▶ Task statement
Every entry below should be transcribed exactly; pictures stay out of the copy.

▶ Raw records
══════

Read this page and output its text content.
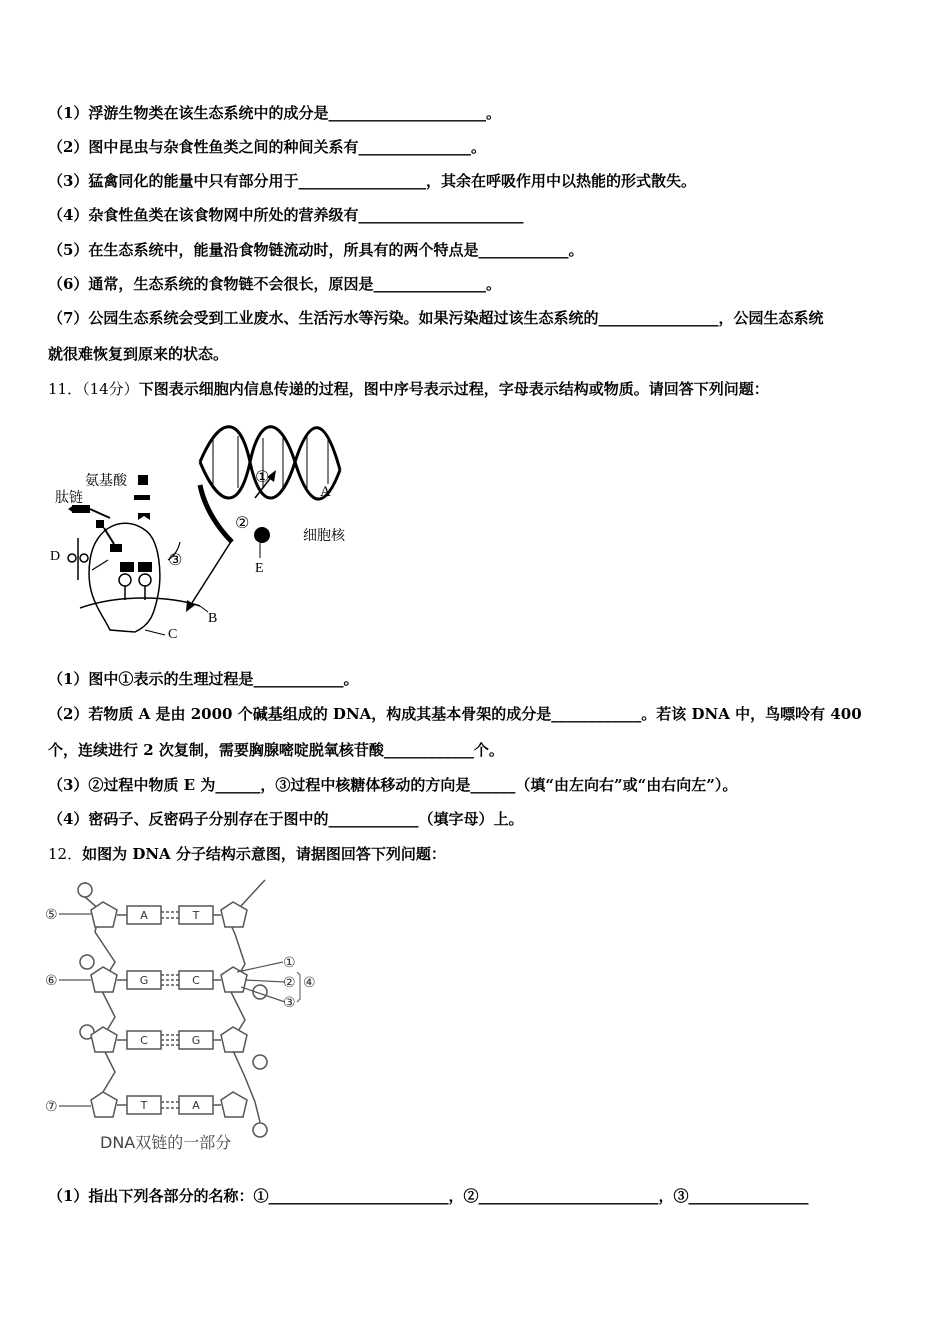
（1）浮游生物类在该生态系统中的成分是_____________________。
（2）图中昆虫与杂食性鱼类之间的种间关系有_______________。
（3）猛禽同化的能量中只有部分用于_________________，其余在呼吸作用中以热能的形式散失。
（4）杂食性鱼类在该食物网中所处的营养级有______________________
（5）在生态系统中，能量沿食物链流动时，所具有的两个特点是____________。
（6）通常，生态系统的食物链不会很长，原因是_______________。
（7）公园生态系统会受到工业废水、生活污水等污染。如果污染超过该生态系统的________________，公园生态系统
就很难恢复到原来的状态。
11．（14分）下图表示细胞内信息传递的过程，图中序号表示过程，字母表示结构或物质。请回答下列问题：
氨基酸
肽链
D
A
B
C
E
细胞核
①
②
③
（1）图中①表示的生理过程是____________。
（2）若物质 A 是由 2000 个碱基组成的 DNA，构成其基本骨架的成分是____________。若该 DNA 中，鸟嘌呤有 400
个，连续进行 2 次复制，需要胸腺嘧啶脱氧核苷酸____________个。
（3）②过程中物质 E 为______，③过程中核糖体移动的方向是______（填“由左向右”或“由右向左”）。
（4）密码子、反密码子分别存在于图中的____________（填字母）上。
12．如图为 DNA 分子结构示意图，请据图回答下列问题：
A	T
G	C
C	G
T	A
⑤
⑥
⑦
①
②
③
④
DNA双链的一部分
（1）指出下列各部分的名称：①________________________，②________________________，③________________
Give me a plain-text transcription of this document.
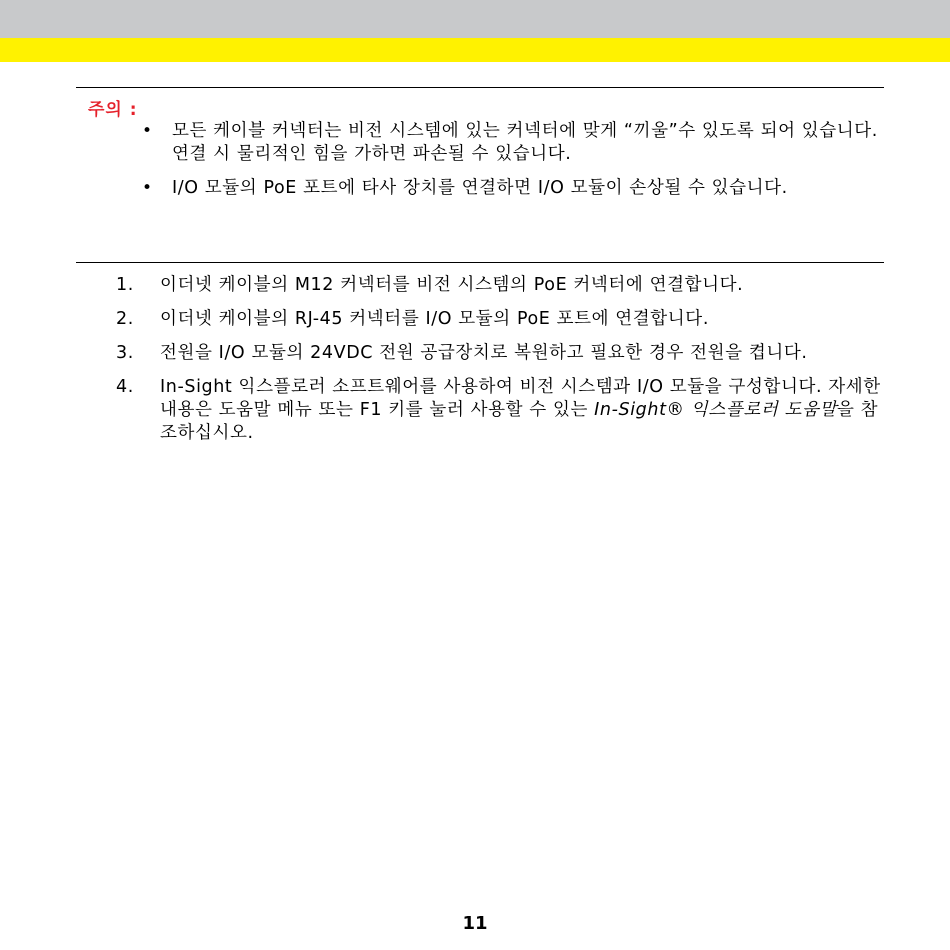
주의 :
•	모든 케이블 커넥터는 비전 시스템에 있는 커넥터에 맞게 “끼울”수 있도록 되어 있습니다. 연결 시 물리적인 힘을 가하면 파손될 수 있습니다.
•	I/O 모듈의 PoE 포트에 타사 장치를 연결하면 I/O 모듈이 손상될 수 있습니다.
1.	이더넷 케이블의 M12 커넥터를 비전 시스템의 PoE 커넥터에 연결합니다.
2.	이더넷 케이블의 RJ-45 커넥터를 I/O 모듈의 PoE 포트에 연결합니다.
3.	전원을 I/O 모듈의 24VDC 전원 공급장치로 복원하고 필요한 경우 전원을 켭니다.
4.	In-Sight 익스플로러 소프트웨어를 사용하여 비전 시스템과 I/O 모듈을 구성합니다. 자세한 내용은 도움말 메뉴 또는 F1 키를 눌러 사용할 수 있는 In-Sight® 익스플로러 도움말을 참조하십시오.
11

══════

▶ Written response
Read this page and output its text content.
（1）浮游生物类在该生态系统中的成分是_____________________。
（2）图中昆虫与杂食性鱼类之间的种间关系有_______________。
（3）猛禽同化的能量中只有部分用于_________________，其余在呼吸作用中以热能的形式散失。
（4）杂食性鱼类在该食物网中所处的营养级有______________________
（5）在生态系统中，能量沿食物链流动时，所具有的两个特点是____________。
（6）通常，生态系统的食物链不会很长，原因是_______________。
（7）公园生态系统会受到工业废水、生活污水等污染。如果污染超过该生态系统的________________，公园生态系统
就很难恢复到原来的状态。
11．（14分）下图表示细胞内信息传递的过程，图中序号表示过程，字母表示结构或物质。请回答下列问题：
氨基酸
肽链
D
A
B
C
E
细胞核
①
②
③
（1）图中①表示的生理过程是____________。
（2）若物质 A 是由 2000 个碱基组成的 DNA，构成其基本骨架的成分是____________。若该 DNA 中，鸟嘌呤有 400
个，连续进行 2 次复制，需要胸腺嘧啶脱氧核苷酸____________个。
（3）②过程中物质 E 为______，③过程中核糖体移动的方向是______（填“由左向右”或“由右向左”）。
（4）密码子、反密码子分别存在于图中的____________（填字母）上。
12．如图为 DNA 分子结构示意图，请据图回答下列问题：
A	T
G	C
C	G
T	A
⑤
⑥
⑦
①
②
③
④
DNA双链的一部分
（1）指出下列各部分的名称：①________________________，②________________________，③________________
Give me a plain-text transcription of this document.
주의 :
•	모든 케이블 커넥터는 비전 시스템에 있는 커넥터에 맞게 “끼울”수 있도록 되어 있습니다. 연결 시 물리적인 힘을 가하면 파손될 수 있습니다.
•	I/O 모듈의 PoE 포트에 타사 장치를 연결하면 I/O 모듈이 손상될 수 있습니다.
1.	이더넷 케이블의 M12 커넥터를 비전 시스템의 PoE 커넥터에 연결합니다.
2.	이더넷 케이블의 RJ-45 커넥터를 I/O 모듈의 PoE 포트에 연결합니다.
3.	전원을 I/O 모듈의 24VDC 전원 공급장치로 복원하고 필요한 경우 전원을 켭니다.
4.	In-Sight 익스플로러 소프트웨어를 사용하여 비전 시스템과 I/O 모듈을 구성합니다. 자세한 내용은 도움말 메뉴 또는 F1 키를 눌러 사용할 수 있는 In-Sight® 익스플로러 도움말을 참조하십시오.
11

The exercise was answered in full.